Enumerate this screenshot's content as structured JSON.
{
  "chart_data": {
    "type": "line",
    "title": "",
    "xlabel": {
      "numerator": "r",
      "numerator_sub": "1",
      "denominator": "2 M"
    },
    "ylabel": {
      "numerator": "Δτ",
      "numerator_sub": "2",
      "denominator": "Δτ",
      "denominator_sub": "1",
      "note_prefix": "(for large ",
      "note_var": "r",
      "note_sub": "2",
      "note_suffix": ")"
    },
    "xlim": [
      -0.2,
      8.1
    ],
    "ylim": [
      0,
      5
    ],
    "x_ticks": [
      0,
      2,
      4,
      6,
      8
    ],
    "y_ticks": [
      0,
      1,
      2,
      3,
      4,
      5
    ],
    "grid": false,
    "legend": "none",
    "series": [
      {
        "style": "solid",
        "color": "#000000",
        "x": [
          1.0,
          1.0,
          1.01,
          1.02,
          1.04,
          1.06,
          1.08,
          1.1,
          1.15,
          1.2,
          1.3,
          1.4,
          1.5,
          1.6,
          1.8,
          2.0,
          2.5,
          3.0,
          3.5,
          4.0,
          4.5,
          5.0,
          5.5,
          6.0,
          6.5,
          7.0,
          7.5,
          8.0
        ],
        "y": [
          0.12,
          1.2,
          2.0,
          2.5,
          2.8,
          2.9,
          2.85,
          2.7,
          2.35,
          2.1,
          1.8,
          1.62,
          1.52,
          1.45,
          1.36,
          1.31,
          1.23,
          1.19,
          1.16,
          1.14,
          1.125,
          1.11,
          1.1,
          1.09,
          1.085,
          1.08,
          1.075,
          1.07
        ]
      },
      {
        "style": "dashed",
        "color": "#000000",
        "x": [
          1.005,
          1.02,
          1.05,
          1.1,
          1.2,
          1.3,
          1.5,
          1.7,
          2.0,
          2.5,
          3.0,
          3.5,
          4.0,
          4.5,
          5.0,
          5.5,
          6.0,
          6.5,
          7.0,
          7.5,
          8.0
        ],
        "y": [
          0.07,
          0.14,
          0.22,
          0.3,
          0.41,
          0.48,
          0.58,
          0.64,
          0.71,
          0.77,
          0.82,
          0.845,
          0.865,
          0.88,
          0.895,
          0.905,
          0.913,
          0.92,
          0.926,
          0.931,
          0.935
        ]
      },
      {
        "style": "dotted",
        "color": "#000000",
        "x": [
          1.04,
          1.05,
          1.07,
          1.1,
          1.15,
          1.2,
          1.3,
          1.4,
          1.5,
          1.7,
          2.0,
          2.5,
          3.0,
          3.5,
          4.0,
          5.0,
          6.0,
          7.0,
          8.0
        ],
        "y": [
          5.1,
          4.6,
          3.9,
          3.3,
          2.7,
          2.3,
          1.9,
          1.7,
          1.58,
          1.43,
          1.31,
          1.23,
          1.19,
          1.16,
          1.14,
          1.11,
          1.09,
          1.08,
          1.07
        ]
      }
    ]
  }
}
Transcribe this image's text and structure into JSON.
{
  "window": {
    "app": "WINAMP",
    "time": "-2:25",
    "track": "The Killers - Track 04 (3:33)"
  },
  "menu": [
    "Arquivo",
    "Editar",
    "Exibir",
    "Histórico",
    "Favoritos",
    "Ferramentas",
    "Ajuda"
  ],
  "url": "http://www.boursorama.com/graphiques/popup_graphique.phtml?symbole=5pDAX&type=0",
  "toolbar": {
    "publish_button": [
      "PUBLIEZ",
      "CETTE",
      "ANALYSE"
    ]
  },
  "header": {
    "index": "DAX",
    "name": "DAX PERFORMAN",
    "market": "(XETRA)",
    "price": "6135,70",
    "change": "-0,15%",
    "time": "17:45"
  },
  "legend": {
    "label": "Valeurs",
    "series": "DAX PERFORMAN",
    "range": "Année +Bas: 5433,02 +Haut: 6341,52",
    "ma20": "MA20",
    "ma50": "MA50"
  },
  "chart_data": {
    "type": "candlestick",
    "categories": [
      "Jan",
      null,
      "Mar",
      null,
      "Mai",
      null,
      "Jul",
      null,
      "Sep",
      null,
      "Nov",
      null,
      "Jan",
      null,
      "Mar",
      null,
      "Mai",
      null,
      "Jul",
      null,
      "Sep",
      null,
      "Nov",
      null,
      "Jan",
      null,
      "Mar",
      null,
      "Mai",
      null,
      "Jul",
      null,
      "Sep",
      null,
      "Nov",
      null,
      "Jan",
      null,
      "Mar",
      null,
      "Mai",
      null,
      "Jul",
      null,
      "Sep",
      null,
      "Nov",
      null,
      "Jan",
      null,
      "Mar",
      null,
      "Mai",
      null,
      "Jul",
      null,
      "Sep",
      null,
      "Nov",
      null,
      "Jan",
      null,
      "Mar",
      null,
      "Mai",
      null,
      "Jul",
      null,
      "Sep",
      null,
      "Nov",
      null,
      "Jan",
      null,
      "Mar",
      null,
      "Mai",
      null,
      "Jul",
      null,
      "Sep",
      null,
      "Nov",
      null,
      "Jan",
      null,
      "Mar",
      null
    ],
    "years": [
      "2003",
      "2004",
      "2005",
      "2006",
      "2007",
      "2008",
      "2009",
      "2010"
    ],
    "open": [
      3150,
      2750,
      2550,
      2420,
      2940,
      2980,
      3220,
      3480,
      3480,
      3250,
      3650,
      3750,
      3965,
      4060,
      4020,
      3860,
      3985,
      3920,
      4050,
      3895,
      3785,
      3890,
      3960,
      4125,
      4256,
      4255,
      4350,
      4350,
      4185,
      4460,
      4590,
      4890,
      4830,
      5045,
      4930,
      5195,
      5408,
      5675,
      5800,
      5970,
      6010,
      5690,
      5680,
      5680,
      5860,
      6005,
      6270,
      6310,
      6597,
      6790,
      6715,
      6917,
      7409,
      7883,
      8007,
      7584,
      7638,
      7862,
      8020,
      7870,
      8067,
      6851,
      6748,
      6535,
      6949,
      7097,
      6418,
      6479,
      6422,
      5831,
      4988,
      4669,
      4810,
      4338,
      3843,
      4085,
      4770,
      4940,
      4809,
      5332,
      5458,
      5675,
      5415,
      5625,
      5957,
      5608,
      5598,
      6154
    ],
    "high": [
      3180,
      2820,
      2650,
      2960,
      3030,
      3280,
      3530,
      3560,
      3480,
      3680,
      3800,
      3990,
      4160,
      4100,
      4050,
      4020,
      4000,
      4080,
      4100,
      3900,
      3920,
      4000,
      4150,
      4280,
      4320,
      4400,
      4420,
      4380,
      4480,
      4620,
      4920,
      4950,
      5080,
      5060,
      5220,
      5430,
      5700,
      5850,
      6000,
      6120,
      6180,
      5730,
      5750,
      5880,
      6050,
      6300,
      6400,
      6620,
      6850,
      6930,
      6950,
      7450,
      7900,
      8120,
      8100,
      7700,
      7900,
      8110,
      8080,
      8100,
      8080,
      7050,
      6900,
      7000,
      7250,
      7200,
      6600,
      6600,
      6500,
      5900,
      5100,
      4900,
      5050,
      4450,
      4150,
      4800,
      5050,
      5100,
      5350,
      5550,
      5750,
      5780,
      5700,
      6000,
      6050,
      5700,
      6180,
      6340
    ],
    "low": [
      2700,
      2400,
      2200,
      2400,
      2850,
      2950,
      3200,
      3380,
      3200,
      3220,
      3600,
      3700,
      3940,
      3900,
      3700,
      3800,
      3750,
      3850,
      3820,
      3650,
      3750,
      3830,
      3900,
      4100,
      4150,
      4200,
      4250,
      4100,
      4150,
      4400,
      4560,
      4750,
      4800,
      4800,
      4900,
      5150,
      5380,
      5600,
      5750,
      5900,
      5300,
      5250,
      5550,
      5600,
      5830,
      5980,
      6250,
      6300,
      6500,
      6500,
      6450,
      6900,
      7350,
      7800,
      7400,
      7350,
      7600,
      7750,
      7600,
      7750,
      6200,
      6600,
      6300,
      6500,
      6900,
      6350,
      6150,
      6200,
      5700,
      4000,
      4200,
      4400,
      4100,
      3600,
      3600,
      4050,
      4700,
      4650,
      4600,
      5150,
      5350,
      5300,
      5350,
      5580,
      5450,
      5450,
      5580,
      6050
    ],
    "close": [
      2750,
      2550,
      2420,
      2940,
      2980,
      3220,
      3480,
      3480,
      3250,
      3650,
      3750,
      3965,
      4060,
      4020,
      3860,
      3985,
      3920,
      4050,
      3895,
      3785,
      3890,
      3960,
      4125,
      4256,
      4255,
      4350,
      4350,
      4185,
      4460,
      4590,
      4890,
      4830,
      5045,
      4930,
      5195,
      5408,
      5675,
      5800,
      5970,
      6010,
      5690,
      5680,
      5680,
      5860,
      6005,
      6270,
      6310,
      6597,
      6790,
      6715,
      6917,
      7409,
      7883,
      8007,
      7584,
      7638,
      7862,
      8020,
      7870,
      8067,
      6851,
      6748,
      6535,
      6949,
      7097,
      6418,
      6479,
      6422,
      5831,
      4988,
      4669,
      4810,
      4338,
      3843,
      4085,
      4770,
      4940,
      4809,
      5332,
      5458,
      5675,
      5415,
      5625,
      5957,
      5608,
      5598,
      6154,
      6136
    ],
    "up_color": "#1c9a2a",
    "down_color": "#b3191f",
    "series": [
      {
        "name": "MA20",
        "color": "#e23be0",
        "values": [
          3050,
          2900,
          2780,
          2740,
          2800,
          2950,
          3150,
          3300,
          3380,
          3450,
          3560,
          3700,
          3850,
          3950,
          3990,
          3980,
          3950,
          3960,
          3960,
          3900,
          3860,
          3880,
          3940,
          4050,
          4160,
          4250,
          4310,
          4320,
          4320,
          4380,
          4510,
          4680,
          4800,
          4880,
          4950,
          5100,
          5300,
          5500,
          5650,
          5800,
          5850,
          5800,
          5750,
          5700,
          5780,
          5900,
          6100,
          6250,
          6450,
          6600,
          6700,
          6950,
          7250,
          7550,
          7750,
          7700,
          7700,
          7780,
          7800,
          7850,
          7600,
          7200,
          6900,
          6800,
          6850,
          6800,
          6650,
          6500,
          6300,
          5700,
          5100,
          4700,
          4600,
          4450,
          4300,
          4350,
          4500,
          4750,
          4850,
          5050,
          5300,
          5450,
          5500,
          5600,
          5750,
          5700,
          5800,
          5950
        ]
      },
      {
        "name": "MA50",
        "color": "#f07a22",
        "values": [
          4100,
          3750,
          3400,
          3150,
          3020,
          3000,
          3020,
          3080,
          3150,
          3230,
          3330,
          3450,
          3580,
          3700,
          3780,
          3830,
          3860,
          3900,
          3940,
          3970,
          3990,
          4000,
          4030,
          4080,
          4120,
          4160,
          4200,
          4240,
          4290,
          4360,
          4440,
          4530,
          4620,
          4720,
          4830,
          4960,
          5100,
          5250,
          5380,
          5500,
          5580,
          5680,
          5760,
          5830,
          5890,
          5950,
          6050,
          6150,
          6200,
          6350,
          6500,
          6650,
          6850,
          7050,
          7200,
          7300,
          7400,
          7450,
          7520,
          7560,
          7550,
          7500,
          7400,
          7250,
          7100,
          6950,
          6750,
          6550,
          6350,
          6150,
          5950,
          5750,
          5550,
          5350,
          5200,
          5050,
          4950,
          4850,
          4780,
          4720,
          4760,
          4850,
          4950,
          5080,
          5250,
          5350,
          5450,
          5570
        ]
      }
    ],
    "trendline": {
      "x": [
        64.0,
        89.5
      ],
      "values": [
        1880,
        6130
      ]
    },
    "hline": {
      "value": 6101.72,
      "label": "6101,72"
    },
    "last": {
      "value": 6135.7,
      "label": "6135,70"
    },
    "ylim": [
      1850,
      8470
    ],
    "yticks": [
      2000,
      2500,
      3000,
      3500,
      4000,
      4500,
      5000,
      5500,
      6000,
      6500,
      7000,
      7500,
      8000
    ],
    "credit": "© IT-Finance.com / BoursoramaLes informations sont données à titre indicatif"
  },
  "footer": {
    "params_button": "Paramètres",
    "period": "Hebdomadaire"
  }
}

▸ **What you will do**
Copy out every line with the word "type".

▸ **Response to this exercise**
    "type": "line",
  "url": "http://www.boursorama.com/graphiques/popup_graphique.phtml?symbole=5pDAX&type=0",
    "type": "candlestick",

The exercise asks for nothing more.